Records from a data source
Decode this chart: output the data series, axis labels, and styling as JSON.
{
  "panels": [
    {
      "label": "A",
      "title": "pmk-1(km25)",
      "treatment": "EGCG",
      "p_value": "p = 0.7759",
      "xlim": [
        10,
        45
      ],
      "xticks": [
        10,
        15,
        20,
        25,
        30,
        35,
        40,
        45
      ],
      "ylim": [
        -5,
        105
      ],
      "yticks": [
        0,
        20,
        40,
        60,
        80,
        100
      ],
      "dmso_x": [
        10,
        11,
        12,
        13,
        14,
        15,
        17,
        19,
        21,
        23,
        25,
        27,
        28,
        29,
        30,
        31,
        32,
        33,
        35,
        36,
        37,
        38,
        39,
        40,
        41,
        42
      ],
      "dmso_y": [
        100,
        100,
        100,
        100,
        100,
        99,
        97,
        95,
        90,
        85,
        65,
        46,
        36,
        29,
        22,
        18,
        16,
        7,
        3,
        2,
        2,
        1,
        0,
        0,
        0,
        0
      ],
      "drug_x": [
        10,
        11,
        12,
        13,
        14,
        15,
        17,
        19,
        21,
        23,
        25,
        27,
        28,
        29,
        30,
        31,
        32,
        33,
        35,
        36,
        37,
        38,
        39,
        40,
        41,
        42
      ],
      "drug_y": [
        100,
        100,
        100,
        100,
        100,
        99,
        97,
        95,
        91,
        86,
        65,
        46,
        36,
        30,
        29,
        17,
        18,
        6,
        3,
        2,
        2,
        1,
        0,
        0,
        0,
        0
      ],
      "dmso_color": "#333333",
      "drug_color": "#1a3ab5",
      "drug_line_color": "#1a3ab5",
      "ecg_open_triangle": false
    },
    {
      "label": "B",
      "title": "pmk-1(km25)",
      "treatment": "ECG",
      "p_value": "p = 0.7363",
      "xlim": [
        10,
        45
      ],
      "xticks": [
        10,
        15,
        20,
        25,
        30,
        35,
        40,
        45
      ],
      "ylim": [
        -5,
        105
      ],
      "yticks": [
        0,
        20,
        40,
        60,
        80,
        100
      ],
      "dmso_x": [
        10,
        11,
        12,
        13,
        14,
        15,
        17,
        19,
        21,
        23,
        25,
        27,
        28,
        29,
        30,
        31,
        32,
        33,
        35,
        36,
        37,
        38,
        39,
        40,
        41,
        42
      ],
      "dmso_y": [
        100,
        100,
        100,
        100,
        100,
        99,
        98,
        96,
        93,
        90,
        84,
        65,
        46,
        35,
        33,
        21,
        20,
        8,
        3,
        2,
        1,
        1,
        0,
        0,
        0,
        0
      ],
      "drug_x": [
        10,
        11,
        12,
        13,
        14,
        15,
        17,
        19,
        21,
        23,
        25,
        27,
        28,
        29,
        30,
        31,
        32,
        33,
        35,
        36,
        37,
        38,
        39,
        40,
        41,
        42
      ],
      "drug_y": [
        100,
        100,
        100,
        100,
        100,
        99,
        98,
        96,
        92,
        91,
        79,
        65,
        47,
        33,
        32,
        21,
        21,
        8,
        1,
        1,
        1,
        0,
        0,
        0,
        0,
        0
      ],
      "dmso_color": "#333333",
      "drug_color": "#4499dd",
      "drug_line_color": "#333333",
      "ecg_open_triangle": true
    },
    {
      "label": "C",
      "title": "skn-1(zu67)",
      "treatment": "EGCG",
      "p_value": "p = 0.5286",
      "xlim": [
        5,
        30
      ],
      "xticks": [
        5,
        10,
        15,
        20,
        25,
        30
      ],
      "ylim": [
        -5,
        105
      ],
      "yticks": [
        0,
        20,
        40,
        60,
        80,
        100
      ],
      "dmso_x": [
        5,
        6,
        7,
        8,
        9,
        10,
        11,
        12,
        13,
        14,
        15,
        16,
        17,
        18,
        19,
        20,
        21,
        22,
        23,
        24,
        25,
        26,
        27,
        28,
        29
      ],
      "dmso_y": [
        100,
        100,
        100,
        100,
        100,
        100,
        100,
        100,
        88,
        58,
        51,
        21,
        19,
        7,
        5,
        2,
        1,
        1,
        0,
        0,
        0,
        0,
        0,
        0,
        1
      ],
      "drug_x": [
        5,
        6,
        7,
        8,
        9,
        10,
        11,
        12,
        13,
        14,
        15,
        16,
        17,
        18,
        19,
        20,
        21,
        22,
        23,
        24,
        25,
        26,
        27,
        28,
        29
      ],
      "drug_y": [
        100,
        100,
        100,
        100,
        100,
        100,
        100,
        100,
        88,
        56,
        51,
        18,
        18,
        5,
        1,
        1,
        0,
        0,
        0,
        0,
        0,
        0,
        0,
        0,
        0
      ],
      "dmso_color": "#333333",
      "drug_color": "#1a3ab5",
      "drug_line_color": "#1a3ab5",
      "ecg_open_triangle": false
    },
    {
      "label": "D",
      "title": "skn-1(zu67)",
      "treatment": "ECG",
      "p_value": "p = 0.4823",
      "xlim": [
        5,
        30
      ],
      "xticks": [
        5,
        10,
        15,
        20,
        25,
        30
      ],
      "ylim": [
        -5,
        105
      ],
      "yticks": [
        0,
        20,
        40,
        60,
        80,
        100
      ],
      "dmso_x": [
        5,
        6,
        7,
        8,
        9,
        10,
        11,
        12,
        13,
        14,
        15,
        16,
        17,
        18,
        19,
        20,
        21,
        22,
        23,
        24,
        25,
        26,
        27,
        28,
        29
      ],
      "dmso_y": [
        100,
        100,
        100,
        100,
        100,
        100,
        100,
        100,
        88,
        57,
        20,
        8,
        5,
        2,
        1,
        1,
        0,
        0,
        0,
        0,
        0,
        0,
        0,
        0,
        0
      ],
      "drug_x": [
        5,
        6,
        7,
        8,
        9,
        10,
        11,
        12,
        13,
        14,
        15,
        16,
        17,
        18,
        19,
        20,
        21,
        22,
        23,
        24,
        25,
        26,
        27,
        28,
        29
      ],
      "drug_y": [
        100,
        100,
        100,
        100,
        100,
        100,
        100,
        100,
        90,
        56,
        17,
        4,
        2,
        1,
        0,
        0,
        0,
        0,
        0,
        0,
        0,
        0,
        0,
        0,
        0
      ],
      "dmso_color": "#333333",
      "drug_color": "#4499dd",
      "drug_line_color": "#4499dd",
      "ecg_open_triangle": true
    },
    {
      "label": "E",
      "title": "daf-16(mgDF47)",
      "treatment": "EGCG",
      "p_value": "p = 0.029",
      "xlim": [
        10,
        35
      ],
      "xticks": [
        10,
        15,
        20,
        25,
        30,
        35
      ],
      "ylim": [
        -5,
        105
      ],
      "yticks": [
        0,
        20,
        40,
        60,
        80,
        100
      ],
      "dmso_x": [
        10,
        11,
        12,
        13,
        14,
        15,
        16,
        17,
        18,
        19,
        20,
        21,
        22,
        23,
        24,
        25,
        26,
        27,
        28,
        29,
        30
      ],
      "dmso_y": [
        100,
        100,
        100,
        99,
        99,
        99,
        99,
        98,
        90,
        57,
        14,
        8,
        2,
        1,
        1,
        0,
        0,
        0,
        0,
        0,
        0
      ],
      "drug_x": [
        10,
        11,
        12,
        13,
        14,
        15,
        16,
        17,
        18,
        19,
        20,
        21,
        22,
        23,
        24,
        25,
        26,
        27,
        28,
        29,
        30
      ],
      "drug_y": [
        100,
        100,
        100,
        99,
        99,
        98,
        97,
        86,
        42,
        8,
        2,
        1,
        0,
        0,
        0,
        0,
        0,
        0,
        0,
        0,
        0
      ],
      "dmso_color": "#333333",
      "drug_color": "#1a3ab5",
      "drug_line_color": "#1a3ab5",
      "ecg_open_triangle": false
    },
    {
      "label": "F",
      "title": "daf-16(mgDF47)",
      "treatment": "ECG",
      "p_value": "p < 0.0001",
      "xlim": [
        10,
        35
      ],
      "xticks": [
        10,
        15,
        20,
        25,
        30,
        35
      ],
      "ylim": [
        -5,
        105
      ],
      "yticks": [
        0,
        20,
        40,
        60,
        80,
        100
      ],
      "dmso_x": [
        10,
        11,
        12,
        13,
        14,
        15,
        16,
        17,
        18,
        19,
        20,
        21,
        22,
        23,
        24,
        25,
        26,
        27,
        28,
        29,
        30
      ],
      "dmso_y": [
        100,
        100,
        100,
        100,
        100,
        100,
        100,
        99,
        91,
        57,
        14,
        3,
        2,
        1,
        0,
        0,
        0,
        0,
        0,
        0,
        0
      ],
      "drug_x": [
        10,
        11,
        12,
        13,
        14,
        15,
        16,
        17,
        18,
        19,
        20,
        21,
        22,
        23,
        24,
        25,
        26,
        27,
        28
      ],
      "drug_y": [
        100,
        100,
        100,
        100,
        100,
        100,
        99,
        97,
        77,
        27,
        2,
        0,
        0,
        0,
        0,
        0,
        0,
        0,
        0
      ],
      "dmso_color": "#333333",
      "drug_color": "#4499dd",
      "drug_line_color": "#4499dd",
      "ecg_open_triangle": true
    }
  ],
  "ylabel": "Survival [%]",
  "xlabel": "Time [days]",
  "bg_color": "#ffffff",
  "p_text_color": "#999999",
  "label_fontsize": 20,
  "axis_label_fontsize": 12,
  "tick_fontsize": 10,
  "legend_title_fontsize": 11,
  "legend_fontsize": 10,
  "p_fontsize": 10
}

---

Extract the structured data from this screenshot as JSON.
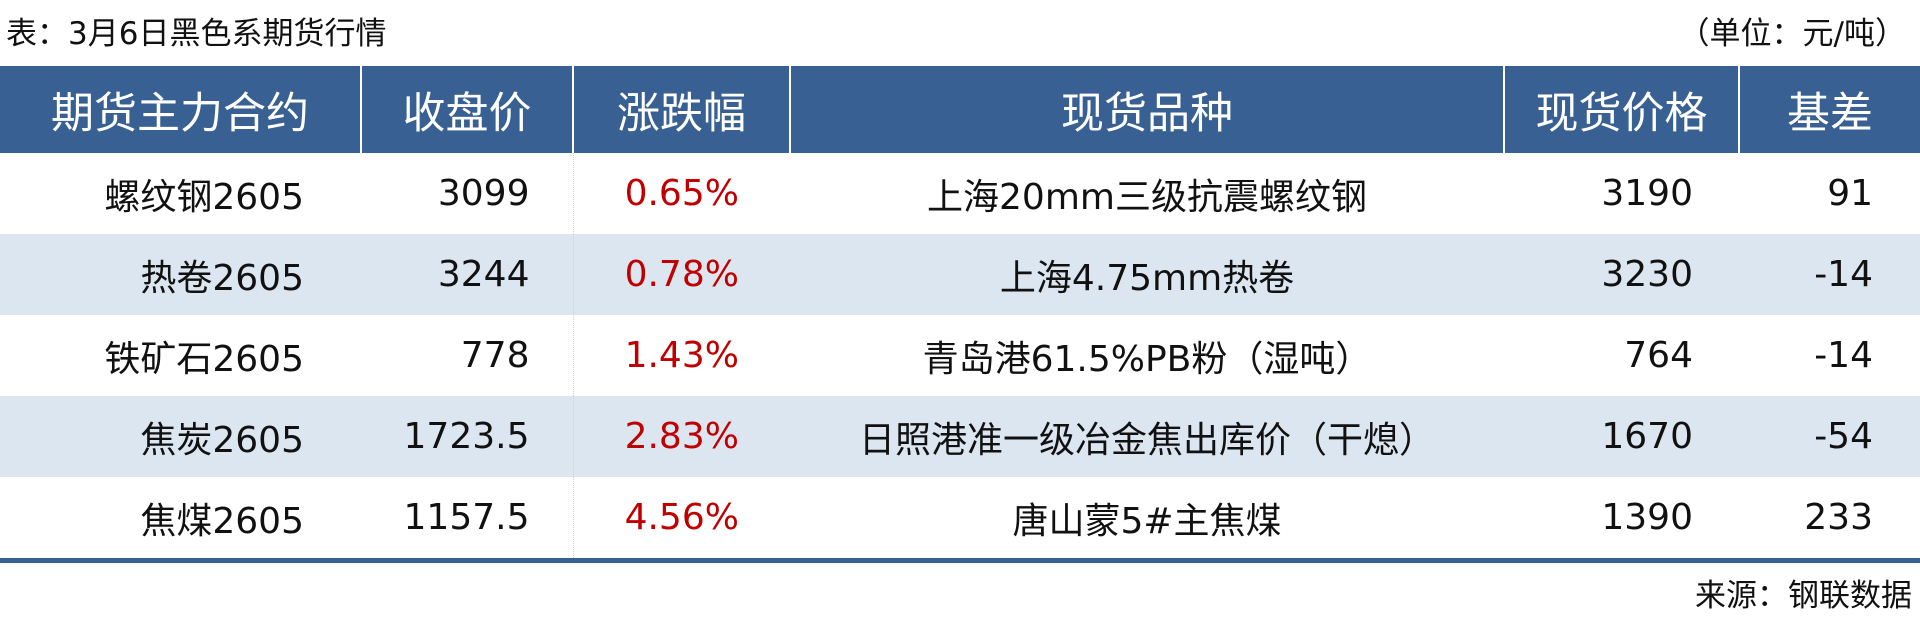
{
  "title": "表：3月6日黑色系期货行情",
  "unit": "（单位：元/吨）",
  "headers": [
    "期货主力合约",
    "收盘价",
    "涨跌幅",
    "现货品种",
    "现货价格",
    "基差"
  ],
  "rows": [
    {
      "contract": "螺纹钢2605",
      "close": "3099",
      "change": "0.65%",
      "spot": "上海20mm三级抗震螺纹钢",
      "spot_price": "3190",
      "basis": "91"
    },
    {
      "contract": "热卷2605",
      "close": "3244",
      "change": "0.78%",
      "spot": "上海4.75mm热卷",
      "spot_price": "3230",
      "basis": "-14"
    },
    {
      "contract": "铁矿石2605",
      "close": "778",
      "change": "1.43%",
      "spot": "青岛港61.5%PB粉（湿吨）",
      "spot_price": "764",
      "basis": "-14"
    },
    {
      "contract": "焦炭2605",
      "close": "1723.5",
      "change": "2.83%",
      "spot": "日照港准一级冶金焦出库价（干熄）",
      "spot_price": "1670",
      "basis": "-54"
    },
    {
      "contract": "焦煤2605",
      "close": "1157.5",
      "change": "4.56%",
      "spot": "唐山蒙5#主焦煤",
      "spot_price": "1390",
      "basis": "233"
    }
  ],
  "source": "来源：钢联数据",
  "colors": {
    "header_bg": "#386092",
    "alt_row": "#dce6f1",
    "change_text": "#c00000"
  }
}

__Challenge__
Take every line containing the word "basis" and copy it.

__Finished task__
      "basis": "91"
      "basis": "-14"
      "basis": "-14"
      "basis": "-54"
      "basis": "233"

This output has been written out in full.